> [SELECTED PASSAGE]:
C/2013 N4 (Borisov)

Discovery
- Discovered by: Gennadiy Borisov
- Discovery site: Crimea, Ukraine
- Discovery date: 8 July 2013

Orbital characteristics
- Epoch: 15 September 2013 (JD 2456550.5)
- Observation arc: 296 days
- Number of observations: 287
- Aphelion: 94.864 AU
- Perihelion: 1.210 AU
- Semi-major axis: 48.037 AU
- Eccentricity: 0.97480
- Orbital period: 332.95 years
- Inclination: 37.035°
- Longitude of ascending node: 322.61°
- Argument of periapsis: 142.28°
- Mean anomaly: 0.072°
- Last perihelion: 21 August 2013
- Next perihelion: ~2340s
- T_{Jupiter}: 1.190
- Earth MOID: 0.320 AU
- Jupiter MOID: 1.099 AU
- Comet total magnitude (M1): 12.1

= C/2013 N4 (Borisov) =

Long-period comet

C/2013 N4 (Borisov) is a long-period comet that was observed between July 2013 and April 2014. It was the first comet ever discovered by Ukrainian astronomer, Gennadiy Borisov.

== Observational history ==
During a joint Russian–Ukrainian star party held on Crimea on 8 July 2013, Gennadiy Borisov discovered a new comet using his 8 in telescope, which at the time it was a 17th-magnitude object near the star Capella. Follow-up observations conducted by Artyom Novichonok, Alan Hale, and others confirmed the existence of this comet, later announcing Borisov's discovery on 13 July 2013.

While it was about 2.59 AU from the Sun in February 2014, the NEOWISE telescope observed the comet in infrared light, where it determined that it emitted carbon dioxide gas at a rate of (3.01±0.17)×10^{26} molecules/s^{−1}.

> [ACTION ITEM A]:
In the C/2013 N4 article, on what date was Borisov's discovery announced?
> [ACTION ITEM B]:
Return the portion of the C/2013 N4 article from "C/2013 N4 (Borisov) is" to "13 July 2013.", word for word.

> [DATASET EXTRACT]:
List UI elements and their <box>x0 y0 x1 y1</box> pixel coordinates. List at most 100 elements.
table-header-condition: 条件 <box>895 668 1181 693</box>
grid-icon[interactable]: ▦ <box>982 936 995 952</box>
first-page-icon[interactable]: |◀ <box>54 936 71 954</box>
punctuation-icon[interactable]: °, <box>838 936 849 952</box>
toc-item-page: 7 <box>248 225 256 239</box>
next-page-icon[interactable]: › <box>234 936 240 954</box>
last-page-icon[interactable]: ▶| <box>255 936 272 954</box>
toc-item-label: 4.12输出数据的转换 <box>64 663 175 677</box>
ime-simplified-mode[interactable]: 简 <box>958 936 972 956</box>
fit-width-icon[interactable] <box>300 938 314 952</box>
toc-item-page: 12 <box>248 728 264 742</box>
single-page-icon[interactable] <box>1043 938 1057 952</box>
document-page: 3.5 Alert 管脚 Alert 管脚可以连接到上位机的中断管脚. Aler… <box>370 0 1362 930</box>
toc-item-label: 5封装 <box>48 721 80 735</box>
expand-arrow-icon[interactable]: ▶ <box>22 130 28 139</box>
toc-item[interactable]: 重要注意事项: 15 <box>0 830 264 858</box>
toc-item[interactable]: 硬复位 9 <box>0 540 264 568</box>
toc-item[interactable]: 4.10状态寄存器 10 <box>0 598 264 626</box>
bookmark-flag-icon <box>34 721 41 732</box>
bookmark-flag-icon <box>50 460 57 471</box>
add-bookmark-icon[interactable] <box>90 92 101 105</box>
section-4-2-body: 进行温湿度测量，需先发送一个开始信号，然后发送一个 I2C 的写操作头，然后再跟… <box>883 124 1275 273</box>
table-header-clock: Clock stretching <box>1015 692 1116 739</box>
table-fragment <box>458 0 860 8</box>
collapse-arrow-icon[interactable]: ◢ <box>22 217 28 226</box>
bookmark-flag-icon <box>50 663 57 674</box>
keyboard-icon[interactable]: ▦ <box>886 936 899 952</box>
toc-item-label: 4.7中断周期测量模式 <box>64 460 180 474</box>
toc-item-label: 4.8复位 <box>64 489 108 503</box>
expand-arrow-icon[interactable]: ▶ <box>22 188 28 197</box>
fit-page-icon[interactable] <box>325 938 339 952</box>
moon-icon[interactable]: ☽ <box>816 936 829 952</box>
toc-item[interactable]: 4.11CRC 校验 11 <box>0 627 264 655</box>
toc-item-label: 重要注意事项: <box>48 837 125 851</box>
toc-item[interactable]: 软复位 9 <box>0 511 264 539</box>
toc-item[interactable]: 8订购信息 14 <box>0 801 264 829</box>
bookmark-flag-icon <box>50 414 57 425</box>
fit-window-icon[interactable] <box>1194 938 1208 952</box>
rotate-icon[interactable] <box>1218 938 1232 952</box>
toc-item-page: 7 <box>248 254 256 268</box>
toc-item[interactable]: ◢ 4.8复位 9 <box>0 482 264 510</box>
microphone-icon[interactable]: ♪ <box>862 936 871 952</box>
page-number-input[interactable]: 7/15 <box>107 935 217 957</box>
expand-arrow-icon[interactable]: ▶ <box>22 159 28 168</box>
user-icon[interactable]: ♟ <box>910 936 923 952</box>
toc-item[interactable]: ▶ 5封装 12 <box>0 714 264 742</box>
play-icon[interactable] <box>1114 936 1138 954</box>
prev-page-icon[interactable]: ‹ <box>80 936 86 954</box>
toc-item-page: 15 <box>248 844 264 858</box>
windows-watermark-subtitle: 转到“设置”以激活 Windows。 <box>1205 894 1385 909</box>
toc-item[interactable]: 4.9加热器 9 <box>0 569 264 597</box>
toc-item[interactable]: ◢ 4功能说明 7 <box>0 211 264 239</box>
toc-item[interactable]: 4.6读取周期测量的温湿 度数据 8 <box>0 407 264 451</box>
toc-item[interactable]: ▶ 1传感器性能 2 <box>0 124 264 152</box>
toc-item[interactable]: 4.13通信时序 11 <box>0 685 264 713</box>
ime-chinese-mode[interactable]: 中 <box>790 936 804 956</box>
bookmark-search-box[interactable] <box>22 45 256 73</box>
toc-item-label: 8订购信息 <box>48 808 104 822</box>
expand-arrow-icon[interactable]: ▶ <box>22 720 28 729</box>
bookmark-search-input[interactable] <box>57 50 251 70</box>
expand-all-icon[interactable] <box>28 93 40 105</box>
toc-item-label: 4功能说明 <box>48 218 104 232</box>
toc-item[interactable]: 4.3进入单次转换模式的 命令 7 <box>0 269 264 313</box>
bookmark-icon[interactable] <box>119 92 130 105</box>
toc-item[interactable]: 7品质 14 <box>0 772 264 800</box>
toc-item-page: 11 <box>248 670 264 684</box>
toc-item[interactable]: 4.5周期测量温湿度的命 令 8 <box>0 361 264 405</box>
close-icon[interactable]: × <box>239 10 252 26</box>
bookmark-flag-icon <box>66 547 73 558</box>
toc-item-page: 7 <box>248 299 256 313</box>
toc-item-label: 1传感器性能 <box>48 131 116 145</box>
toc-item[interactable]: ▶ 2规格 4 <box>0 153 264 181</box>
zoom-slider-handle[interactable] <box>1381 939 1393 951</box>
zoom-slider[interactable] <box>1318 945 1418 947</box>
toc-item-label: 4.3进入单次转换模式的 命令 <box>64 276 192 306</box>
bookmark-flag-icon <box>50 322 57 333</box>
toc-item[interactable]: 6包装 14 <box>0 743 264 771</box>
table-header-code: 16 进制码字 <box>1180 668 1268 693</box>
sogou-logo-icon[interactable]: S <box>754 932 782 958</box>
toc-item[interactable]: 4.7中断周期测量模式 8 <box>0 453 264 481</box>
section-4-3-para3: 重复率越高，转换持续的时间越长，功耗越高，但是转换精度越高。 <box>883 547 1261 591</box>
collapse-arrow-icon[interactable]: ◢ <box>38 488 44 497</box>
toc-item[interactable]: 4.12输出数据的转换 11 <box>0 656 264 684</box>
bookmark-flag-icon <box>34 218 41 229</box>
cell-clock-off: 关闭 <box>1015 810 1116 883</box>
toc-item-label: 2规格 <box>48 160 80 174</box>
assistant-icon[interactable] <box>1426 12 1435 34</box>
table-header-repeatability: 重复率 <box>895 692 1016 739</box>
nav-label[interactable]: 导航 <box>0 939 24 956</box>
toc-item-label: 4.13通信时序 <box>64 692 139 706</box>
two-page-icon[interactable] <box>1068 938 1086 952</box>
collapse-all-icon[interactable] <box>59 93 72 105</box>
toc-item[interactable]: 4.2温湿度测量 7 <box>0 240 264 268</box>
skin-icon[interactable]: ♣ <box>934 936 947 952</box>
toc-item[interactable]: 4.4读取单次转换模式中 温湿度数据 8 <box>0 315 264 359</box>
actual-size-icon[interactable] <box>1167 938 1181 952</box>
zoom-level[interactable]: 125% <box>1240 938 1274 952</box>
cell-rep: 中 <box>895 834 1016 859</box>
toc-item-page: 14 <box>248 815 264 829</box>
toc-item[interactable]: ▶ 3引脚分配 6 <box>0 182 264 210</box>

> [YOUR RESPONSE A]:
13 July 2013

> [YOUR RESPONSE B]:
C/2013 N4 (Borisov) is a long-period comet that was observed between July 2013 and April 2014. It was the first comet ever discovered by Ukrainian astronomer, Gennadiy Borisov.

== Observational history ==
During a joint Russian–Ukrainian star party held on Crimea on 8 July 2013, Gennadiy Borisov discovered a new comet using his 8 in telescope, which at the time it was a 17th-magnitude object near the star Capella. Follow-up observations conducted by Artyom Novichonok, Alan Hale, and others confirmed the existence of this comet, later announcing Borisov's discovery on 13 July 2013.